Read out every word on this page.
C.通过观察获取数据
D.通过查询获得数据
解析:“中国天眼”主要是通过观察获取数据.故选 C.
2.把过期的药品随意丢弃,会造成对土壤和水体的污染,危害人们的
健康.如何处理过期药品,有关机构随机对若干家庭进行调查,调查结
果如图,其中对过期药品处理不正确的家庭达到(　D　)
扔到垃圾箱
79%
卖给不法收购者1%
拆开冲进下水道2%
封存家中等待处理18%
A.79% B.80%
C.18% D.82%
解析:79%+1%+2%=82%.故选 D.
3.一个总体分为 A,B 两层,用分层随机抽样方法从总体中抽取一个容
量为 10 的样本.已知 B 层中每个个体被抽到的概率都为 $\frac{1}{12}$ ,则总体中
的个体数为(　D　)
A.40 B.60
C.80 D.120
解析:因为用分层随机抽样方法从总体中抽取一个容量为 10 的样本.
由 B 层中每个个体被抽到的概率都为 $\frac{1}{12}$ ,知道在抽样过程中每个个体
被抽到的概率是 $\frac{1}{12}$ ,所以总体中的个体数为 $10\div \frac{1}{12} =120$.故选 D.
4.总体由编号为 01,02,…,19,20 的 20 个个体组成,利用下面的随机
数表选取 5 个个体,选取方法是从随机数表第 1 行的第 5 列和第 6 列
----
◆ **What the task asks**
Copy out each line exactly.

◆ **The completed task**
Read out every word on this page.
C.通过观察获取数据
D.通过查询获得数据
解析:“中国天眼”主要是通过观察获取数据.故选 C.
2.把过期的药品随意丢弃,会造成对土壤和水体的污染,危害人们的
健康.如何处理过期药品,有关机构随机对若干家庭进行调查,调查结
果如图,其中对过期药品处理不正确的家庭达到(　D　)
扔到垃圾箱
79%
卖给不法收购者1%
拆开冲进下水道2%
封存家中等待处理18%
A.79% B.80%
C.18% D.82%
解析:79%+1%+2%=82%.故选 D.
3.一个总体分为 A,B 两层,用分层随机抽样方法从总体中抽取一个容
量为 10 的样本.已知 B 层中每个个体被抽到的概率都为 $\frac{1}{12}$ ,则总体中
的个体数为(　D　)
A.40 B.60
C.80 D.120
解析:因为用分层随机抽样方法从总体中抽取一个容量为 10 的样本.
由 B 层中每个个体被抽到的概率都为 $\frac{1}{12}$ ,知道在抽样过程中每个个体
被抽到的概率是 $\frac{1}{12}$ ,所以总体中的个体数为 $10\div \frac{1}{12} =120$.故选 D.
4.总体由编号为 01,02,…,19,20 的 20 个个体组成,利用下面的随机
数表选取 5 个个体,选取方法是从随机数表第 1 行的第 5 列和第 6 列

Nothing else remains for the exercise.